--- start ---
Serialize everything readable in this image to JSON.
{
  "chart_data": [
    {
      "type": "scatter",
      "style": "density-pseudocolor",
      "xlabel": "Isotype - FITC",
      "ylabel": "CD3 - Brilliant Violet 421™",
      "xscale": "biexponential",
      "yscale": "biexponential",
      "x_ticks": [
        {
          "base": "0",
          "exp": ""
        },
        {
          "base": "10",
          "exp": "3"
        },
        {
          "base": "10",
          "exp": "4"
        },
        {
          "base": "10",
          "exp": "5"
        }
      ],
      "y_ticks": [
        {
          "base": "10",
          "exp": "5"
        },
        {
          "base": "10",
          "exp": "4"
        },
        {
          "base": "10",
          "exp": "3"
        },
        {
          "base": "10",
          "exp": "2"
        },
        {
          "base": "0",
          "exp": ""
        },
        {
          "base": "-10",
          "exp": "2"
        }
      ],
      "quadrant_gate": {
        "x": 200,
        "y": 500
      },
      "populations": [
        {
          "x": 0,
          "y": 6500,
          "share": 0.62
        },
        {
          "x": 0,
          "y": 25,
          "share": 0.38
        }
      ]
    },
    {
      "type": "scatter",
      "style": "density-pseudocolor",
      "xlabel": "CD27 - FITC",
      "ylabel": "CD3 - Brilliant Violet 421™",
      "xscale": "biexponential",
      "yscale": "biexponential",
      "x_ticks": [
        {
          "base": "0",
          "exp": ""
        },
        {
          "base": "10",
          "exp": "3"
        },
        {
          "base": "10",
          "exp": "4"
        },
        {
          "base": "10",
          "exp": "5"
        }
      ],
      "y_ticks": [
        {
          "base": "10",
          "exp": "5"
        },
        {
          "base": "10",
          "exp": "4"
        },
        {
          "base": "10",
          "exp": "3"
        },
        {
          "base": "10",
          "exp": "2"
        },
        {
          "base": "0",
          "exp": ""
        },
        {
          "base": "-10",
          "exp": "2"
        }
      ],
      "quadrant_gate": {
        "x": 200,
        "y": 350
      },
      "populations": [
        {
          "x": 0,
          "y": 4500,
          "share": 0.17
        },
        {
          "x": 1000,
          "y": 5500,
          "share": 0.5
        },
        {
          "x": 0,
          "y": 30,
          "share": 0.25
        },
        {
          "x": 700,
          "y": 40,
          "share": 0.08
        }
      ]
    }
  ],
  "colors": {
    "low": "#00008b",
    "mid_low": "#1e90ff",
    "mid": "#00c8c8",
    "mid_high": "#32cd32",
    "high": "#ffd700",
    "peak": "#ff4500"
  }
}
--- end ---
Report the number of lines that contain "share", with no other words.

#### [FINISHED EXERCISE]
6